Zadane polecenie>
Proszę odpowiedzieć na trzy pytania do tekstu o projekcie ustawy o ochronie ludności i oznaczyć odpowiedzi tak samo jak pytania.
1. Którego dnia Rada Ministrów przyjęła projekt ustawy o ochronie ludności i obronie cywilnej?
2. Wejście w życie której ustawy w marcu 2022 roku wytworzyło lukę prawną?
3. Jakie quasi-stany nadzwyczajne wprowadzał projekt rządu PiS krytykowany przez ekspertów?

Fragment dokumentu>
+ + +

0:00
0:00

0:00

Prawa autorskie: Fot. Patryk Ogorzałek / Agencja Wyborcza.plFot. Patryk Ogorzałe...

W poniedziałek 16 września Rada Ministrów przyjęła podczas specjalnego posiedzenia projekt ustawy o ochronie ludności i obronie cywilnej. Rządząca koalicja zapowiadała prace nad ustawą właściwie od wygranej w wyborach 15 października 2023. Sprawdzamy, czy w obecnej sytuacji powodziowej jej przepisy dużo by zmieniły, gdyby uchwalono ją wcześniej.

Co jest w ustawie?

Celem projektu jest załatanie luki prawnej, którą w marcu 2022 roku wytworzyło wejście w życie ustawy o obronie ojczyzny. Rząd PiS w ostatnich latach swojej kadencji przymierzał się do uchwalenia ustawy o ochronie ludności, która miała regulować kwestie obrony cywilnej i zarządzania kryzysowego. Projekt był krytykowany przez ekspertów m.in. za wprowadzanie quasi-stanów nadzwyczajnych – pogotowia i zagrożenia – oraz szerokie możliwości zawieszania przez premiera organów samorządu terytorialnego, co miało być zaprzeczeniem zasady pomocniczości.

Ustawa przyjęta teraz przez rząd Donalda Tuska reguluje podział kompetencji między poszczególnymi organami administracji publicznej, wyznacza podmioty realizujące ochronę ludności oraz podmioty koordynujące ją centralnie.

Organami decyzyjnymi będą Minister Spraw Wewnętrznych i Administracji oraz ministrowie, którzy kierują działami administracji rządowej, a także wojewodowie, marszałkowie województw, starostowie, wójtowie, burmistrzowie lub prezydenci miast.

+ + +

Sekcja danych>
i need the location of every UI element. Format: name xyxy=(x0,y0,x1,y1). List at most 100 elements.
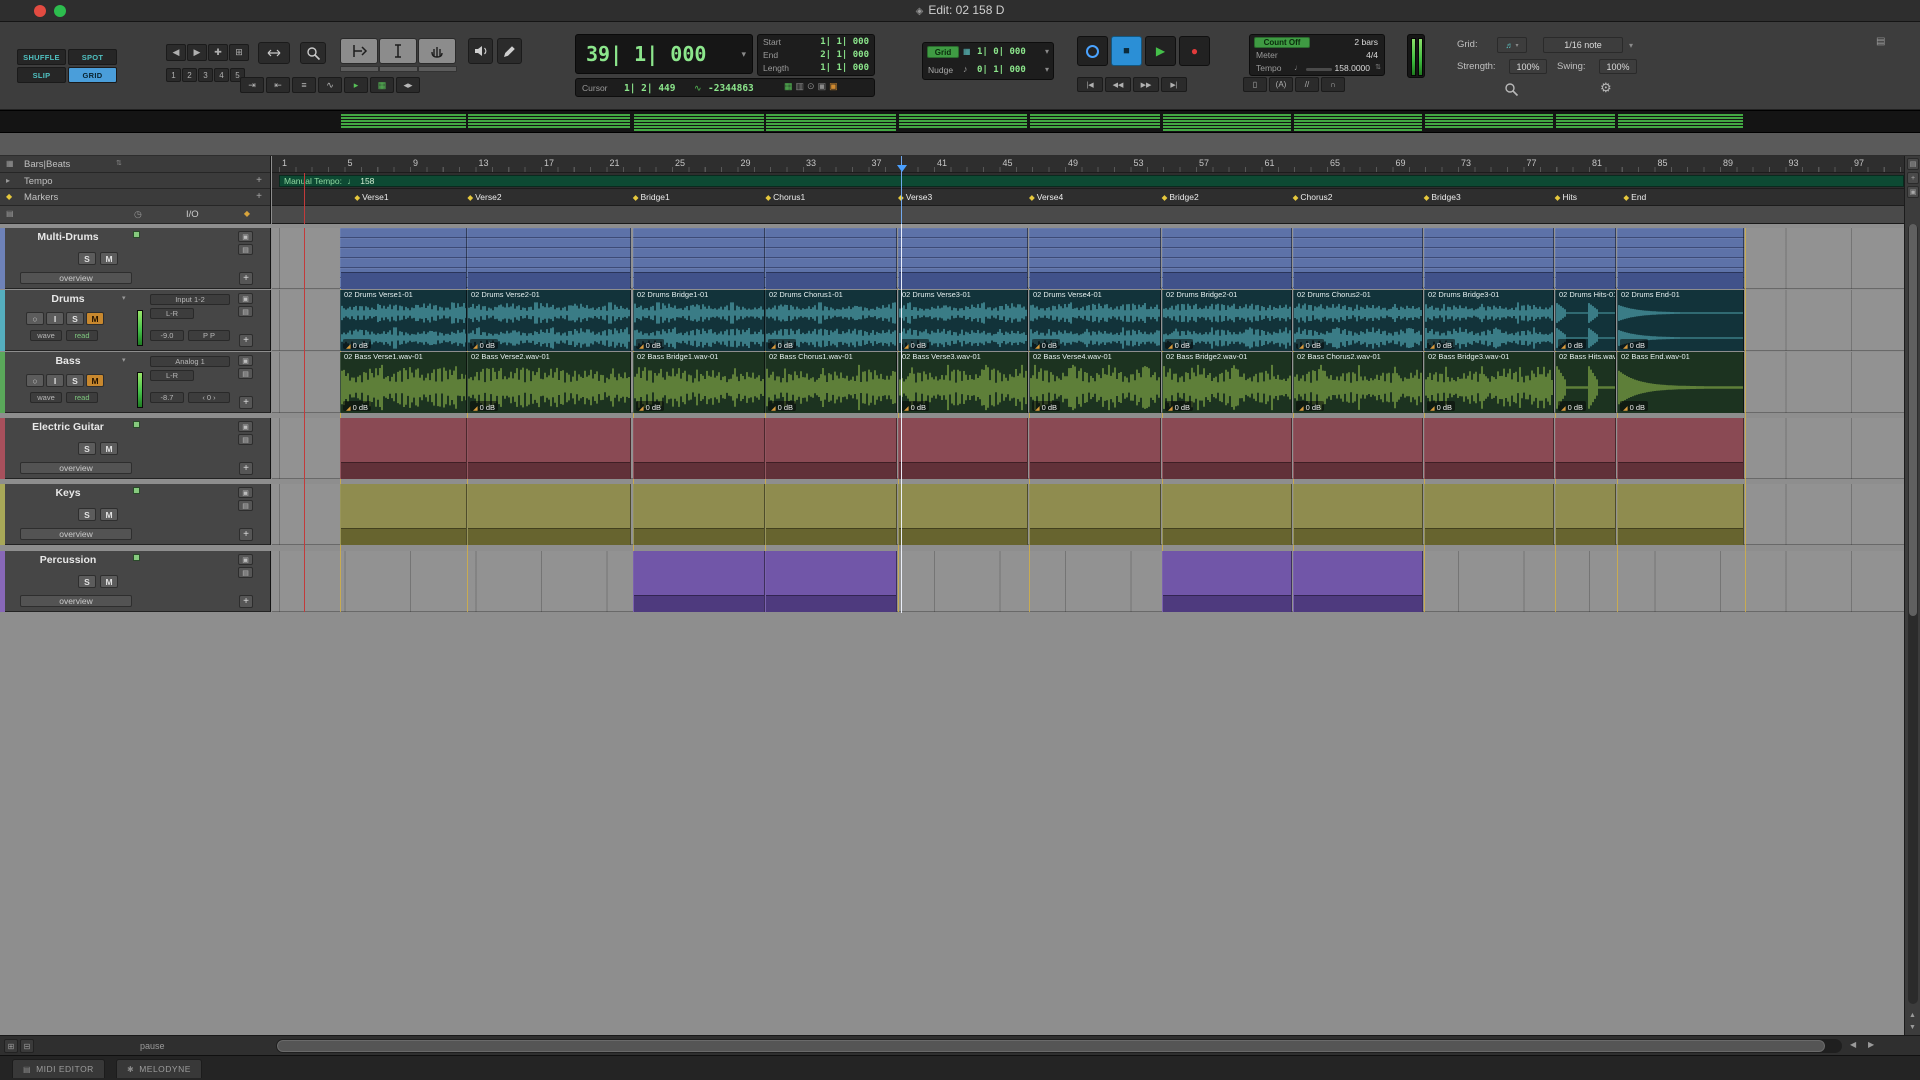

+ + +

Wynik zadania>
1. W poniedziałek 16 września.
2. Ustawy o obronie ojczyzny.
3. Pogotowie i zagrożenie.